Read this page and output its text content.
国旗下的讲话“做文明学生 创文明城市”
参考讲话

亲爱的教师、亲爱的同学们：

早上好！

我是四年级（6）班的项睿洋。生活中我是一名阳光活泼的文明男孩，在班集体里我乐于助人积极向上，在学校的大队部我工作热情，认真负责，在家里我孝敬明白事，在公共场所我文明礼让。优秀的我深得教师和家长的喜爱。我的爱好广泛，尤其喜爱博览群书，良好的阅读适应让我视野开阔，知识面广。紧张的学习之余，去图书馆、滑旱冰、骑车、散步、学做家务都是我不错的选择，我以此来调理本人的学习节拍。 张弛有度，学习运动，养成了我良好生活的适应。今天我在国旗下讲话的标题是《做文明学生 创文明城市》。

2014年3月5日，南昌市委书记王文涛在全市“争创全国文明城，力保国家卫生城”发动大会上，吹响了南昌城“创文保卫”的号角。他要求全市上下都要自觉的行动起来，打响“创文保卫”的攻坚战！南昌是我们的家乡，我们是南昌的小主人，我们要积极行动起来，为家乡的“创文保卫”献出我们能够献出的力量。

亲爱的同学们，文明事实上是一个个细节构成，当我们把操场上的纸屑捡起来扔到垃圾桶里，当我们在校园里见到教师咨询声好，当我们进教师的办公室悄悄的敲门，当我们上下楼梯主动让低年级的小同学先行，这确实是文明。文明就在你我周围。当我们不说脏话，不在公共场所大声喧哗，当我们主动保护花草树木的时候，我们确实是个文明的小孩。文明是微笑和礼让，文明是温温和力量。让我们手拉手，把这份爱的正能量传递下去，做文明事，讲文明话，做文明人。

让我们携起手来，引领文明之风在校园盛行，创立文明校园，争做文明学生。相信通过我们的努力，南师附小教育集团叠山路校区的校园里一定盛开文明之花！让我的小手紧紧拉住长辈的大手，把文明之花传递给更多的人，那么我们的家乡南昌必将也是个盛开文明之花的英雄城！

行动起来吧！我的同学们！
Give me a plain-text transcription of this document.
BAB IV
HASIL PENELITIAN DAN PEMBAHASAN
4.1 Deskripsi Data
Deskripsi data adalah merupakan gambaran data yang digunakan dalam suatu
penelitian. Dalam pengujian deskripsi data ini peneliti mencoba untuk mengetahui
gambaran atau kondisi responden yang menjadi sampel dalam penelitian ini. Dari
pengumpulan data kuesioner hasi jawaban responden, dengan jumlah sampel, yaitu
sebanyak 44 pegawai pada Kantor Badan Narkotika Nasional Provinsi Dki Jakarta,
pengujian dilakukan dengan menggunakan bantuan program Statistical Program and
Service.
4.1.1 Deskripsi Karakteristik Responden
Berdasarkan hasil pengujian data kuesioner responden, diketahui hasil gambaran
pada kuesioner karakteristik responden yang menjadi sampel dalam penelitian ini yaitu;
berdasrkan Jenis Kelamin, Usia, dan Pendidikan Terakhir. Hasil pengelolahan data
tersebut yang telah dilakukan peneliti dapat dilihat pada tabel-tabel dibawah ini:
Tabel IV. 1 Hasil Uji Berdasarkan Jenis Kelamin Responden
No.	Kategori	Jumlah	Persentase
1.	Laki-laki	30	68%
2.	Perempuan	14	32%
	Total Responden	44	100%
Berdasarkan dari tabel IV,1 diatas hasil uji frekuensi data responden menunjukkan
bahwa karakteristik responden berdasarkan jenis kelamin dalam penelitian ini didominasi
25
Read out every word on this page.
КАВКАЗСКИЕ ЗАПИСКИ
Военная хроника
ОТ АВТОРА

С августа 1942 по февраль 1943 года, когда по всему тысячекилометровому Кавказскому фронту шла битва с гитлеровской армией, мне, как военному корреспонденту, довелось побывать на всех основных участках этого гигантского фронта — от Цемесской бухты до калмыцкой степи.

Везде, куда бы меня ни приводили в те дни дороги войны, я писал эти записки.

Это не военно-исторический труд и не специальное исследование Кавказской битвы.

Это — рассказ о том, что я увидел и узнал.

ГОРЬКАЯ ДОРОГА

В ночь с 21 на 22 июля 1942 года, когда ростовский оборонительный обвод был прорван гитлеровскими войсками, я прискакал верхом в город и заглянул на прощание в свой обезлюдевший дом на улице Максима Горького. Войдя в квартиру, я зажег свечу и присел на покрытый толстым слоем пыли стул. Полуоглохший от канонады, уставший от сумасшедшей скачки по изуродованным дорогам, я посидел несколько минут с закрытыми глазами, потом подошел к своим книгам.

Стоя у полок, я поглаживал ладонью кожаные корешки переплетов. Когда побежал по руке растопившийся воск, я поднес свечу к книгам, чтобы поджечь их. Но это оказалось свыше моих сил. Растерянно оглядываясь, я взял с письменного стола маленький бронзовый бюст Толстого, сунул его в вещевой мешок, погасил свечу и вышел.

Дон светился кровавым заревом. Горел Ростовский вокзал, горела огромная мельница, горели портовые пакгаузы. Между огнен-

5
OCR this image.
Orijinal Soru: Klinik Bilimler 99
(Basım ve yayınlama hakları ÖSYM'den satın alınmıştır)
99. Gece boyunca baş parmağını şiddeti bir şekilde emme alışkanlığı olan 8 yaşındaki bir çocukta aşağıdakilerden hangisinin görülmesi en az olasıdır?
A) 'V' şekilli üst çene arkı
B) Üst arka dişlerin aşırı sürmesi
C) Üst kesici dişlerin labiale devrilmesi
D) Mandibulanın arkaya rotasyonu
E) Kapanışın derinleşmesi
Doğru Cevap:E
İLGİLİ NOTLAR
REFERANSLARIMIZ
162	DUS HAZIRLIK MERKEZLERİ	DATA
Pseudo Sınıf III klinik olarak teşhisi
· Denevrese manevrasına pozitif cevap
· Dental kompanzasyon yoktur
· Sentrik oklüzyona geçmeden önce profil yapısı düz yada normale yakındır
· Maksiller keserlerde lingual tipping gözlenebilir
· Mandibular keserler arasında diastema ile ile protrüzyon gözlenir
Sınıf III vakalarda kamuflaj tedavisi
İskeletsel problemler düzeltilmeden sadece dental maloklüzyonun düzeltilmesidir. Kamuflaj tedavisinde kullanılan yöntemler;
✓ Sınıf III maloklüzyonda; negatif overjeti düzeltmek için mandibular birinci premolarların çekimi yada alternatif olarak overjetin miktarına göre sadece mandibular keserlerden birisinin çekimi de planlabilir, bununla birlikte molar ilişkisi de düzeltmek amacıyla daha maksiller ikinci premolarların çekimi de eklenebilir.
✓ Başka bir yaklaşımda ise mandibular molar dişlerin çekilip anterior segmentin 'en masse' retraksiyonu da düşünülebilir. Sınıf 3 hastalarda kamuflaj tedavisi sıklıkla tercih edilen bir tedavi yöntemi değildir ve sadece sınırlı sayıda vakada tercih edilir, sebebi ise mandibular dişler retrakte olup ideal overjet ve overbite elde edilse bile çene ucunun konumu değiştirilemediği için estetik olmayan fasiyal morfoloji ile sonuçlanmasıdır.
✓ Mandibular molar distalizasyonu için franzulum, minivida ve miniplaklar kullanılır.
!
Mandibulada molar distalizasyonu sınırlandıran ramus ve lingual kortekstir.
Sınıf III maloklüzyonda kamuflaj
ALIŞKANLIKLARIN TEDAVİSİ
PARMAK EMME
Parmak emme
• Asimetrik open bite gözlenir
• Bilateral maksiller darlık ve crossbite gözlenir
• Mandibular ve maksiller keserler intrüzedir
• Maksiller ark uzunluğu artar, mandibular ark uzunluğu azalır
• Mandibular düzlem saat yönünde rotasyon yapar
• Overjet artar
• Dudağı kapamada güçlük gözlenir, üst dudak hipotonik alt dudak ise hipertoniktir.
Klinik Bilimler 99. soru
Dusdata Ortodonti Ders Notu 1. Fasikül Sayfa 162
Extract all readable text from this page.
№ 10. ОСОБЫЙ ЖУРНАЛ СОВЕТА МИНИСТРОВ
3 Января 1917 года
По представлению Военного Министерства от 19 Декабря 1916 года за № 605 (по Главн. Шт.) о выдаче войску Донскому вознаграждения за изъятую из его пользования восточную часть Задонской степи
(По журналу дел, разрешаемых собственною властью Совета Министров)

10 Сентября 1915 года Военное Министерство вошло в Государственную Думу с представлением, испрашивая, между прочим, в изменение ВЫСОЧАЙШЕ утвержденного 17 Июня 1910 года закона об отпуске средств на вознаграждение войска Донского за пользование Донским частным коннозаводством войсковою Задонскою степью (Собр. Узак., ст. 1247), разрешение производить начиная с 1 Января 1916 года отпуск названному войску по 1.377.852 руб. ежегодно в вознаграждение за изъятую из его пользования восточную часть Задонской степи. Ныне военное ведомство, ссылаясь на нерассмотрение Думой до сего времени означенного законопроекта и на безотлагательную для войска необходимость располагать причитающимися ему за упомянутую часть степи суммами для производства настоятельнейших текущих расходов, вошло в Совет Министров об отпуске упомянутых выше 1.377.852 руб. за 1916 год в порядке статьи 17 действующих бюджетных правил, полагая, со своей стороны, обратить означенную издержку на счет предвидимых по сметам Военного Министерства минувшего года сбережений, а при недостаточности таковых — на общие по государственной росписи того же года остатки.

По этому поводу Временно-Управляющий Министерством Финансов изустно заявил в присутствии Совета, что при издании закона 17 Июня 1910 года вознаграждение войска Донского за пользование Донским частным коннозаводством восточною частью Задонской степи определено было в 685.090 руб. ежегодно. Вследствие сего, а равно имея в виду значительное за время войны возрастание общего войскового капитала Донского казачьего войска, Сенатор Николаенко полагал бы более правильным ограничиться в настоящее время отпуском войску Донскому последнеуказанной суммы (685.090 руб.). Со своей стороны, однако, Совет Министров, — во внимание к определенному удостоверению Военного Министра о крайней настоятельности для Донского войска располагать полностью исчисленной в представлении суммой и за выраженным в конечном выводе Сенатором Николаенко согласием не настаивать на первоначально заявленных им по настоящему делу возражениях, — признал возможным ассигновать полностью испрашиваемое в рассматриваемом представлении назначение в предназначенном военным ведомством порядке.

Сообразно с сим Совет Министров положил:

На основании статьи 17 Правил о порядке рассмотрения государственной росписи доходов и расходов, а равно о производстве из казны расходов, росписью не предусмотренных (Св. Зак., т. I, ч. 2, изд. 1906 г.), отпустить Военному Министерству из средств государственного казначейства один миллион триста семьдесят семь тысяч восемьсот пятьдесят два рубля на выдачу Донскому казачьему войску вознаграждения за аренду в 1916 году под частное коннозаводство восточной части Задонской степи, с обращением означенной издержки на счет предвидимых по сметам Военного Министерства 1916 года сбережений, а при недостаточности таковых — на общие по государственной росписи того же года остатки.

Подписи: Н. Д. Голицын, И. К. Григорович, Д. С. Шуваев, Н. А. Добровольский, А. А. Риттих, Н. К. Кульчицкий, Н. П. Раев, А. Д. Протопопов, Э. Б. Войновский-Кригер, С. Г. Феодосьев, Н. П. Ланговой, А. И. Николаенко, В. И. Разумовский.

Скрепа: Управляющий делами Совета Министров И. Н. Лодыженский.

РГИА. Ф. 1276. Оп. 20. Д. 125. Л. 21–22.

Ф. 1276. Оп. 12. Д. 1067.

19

++++++++

[EXERCISE AIM] Report all lines of the material that contain the word "остатки".

[COMPLETE OUTPUT]
10 Сентября 1915 года Военное Министерство вошло в Государственную Думу с представлением, испрашивая, между прочим, в изменение ВЫСОЧАЙШЕ утвержденного 17 Июня 1910 года закона об отпуске средств на вознаграждение войска Донского за пользование Донским частным коннозаводством войсковою Задонскою степью (Собр. Узак., ст. 1247), разрешение производить начиная с 1 Января 1916 года отпуск названному войску по 1.377.852 руб. ежегодно в вознаграждение за изъятую из его пользования восточную часть Задонской степи. Ныне военное ведомство, ссылаясь на нерассмотрение Думой до сего времени означенного законопроекта и на безотлагательную для войска необходимость располагать причитающимися ему за упомянутую часть степи суммами для производства настоятельнейших текущих расходов, вошло в Совет Министров об отпуске упомянутых выше 1.377.852 руб. за 1916 год в порядке статьи 17 действующих бюджетных правил, полагая, со своей стороны, обратить означенную издержку на счет предвидимых по сметам Военного Министерства минувшего года сбережений, а при недостаточности таковых — на общие по государственной росписи того же года остатки.
На основании статьи 17 Правил о порядке рассмотрения государственной росписи доходов и расходов, а равно о производстве из казны расходов, росписью не предусмотренных (Св. Зак., т. I, ч. 2, изд. 1906 г.), отпустить Военному Министерству из средств государственного казначейства один миллион триста семьдесят семь тысяч восемьсот пятьдесят два рубля на выдачу Донскому казачьему войску вознаграждения за аренду в 1916 году под частное коннозаводство восточной части Задонской степи, с обращением означенной издержки на счет предвидимых по сметам Военного Министерства 1916 года сбережений, а при недостаточности таковых — на общие по государственной росписи того же года остатки.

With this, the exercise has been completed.